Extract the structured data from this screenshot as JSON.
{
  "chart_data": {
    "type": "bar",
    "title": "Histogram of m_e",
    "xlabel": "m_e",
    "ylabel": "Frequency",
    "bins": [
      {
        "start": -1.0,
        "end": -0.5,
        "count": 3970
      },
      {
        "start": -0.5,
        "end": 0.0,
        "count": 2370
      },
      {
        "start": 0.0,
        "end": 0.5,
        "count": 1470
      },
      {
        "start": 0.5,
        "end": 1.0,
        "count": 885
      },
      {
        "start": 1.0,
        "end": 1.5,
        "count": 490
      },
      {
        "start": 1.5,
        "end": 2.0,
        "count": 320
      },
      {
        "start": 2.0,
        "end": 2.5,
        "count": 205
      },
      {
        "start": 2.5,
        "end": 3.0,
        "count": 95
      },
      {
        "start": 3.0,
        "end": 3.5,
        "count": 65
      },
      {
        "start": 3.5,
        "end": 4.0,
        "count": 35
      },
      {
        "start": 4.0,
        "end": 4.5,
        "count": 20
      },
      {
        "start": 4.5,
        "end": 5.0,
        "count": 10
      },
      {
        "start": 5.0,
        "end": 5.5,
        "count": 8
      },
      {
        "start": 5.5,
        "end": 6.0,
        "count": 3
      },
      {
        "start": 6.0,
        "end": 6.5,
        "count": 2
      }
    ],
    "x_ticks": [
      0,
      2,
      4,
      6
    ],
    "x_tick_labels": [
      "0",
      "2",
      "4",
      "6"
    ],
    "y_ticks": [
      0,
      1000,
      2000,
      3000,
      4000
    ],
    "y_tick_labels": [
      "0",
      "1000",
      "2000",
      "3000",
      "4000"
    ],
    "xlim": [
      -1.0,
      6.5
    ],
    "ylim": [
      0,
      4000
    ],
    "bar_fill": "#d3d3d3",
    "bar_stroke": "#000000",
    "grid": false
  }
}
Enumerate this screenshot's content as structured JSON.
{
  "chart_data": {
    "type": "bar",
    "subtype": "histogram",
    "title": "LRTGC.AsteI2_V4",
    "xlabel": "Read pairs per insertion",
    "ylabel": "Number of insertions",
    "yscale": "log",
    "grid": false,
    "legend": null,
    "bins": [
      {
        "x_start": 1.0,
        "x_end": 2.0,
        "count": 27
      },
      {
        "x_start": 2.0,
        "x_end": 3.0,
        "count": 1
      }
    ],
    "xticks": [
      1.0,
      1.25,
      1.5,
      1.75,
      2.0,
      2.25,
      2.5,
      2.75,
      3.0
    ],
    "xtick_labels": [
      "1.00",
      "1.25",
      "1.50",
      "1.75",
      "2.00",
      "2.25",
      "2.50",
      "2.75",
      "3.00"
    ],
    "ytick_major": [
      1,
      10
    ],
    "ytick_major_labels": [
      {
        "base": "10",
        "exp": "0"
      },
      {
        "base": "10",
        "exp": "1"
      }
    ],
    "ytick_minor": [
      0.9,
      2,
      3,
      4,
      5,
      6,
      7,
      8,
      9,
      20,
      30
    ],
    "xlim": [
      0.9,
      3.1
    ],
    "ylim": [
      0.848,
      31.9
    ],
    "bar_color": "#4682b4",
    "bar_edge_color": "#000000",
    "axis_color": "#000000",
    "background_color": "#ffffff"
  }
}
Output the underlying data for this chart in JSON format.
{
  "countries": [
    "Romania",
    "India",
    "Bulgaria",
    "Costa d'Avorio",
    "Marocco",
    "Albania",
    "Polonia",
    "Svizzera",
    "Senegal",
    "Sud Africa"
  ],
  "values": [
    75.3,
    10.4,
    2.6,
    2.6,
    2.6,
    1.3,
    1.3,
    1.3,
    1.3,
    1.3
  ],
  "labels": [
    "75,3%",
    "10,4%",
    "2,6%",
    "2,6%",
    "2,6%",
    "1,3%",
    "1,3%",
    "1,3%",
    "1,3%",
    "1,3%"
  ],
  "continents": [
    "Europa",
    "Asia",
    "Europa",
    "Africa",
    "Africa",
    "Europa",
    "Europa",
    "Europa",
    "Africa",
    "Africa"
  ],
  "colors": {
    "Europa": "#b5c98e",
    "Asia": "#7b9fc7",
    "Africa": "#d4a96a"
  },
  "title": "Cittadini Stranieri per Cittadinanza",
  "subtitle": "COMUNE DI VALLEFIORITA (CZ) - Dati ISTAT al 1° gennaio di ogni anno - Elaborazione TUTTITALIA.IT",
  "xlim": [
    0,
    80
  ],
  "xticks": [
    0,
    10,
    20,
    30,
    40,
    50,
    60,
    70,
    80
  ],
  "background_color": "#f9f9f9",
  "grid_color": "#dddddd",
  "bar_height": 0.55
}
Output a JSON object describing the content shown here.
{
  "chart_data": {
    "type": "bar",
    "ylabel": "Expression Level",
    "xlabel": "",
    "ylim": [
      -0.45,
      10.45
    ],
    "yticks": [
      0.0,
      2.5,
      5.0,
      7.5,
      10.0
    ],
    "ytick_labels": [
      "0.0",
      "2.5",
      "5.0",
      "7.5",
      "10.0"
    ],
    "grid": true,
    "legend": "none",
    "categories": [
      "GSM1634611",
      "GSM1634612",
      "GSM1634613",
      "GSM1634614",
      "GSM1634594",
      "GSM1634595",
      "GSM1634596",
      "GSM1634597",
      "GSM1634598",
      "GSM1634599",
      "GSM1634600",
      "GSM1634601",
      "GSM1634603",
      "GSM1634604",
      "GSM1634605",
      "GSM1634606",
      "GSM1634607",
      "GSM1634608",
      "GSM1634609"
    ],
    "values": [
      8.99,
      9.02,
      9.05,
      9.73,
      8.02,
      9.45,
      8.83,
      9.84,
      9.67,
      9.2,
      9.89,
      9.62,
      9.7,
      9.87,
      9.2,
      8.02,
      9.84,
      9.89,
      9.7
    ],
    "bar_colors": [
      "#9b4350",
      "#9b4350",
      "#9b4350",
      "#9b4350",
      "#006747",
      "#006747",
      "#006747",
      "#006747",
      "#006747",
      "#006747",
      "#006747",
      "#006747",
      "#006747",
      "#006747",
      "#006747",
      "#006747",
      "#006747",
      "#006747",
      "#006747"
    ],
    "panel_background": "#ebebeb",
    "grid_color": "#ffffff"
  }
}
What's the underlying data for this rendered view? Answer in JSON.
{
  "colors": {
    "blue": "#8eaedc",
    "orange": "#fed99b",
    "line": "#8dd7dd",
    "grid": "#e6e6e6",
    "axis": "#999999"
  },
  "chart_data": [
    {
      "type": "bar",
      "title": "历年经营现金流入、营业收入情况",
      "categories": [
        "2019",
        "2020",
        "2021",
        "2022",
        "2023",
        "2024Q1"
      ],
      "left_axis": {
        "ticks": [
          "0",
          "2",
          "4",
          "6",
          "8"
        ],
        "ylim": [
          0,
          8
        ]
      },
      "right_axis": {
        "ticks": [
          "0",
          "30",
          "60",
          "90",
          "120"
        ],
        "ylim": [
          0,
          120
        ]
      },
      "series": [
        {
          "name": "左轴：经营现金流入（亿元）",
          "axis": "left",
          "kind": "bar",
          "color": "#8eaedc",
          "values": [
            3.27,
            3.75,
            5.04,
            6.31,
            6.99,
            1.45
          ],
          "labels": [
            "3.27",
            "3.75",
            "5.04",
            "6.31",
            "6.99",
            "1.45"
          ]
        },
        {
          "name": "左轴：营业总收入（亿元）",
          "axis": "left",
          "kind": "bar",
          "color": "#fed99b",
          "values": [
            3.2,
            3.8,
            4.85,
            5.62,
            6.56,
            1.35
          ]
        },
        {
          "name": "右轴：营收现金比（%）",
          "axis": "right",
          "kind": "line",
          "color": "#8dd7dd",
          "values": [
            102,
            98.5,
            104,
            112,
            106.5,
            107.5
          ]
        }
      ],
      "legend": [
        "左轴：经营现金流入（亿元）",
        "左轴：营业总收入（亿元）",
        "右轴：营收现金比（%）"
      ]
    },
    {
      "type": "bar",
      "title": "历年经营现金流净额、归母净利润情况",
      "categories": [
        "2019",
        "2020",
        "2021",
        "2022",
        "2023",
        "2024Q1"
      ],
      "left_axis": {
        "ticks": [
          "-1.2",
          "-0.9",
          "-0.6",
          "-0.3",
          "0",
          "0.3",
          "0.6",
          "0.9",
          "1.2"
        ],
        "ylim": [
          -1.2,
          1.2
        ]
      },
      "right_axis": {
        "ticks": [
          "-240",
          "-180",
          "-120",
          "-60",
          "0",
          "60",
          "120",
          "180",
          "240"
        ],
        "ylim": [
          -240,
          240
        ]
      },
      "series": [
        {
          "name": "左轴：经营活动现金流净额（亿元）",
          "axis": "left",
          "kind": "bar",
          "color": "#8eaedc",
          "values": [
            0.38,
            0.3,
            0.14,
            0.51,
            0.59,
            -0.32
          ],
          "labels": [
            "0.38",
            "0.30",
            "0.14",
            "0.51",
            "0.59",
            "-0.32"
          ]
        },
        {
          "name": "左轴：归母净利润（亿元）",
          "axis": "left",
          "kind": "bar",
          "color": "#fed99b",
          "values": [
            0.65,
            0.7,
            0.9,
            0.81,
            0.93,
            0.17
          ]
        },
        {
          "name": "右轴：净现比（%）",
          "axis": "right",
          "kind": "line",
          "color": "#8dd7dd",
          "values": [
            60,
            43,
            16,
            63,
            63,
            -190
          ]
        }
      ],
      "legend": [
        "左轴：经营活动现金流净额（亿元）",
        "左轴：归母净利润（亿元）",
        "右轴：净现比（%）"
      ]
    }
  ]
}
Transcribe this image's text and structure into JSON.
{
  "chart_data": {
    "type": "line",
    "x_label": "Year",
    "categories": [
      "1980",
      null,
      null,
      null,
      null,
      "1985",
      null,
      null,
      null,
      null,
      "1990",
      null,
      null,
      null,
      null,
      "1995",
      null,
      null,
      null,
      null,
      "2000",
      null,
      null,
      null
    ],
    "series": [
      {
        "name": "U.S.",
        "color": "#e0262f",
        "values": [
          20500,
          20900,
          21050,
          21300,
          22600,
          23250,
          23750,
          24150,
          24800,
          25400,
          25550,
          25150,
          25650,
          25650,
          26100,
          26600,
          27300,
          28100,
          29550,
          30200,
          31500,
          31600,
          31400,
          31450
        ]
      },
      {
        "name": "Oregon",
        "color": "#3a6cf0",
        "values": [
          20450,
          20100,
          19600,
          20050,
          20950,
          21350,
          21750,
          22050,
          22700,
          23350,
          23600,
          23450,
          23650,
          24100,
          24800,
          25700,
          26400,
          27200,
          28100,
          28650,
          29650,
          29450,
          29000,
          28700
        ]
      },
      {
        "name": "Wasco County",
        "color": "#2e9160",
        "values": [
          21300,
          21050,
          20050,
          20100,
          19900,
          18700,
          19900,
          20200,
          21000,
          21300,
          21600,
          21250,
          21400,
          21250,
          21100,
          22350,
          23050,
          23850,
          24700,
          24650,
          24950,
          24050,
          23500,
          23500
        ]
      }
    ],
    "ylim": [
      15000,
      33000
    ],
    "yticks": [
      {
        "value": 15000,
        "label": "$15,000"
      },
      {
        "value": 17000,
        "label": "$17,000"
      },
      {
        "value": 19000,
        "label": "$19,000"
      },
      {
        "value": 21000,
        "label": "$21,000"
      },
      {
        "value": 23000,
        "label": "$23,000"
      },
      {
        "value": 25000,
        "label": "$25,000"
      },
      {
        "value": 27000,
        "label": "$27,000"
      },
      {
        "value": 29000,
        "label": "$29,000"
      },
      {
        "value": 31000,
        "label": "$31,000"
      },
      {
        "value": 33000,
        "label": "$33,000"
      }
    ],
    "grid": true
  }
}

+ + + + + + +

▶ _Given task_: Each line in the entries above that includes the string "ylabel" should be extracted.

▶ _Written solution_:
    "ylabel": "Frequency",
    "ylabel": "Number of insertions",
    "ylabel": "Expression Level",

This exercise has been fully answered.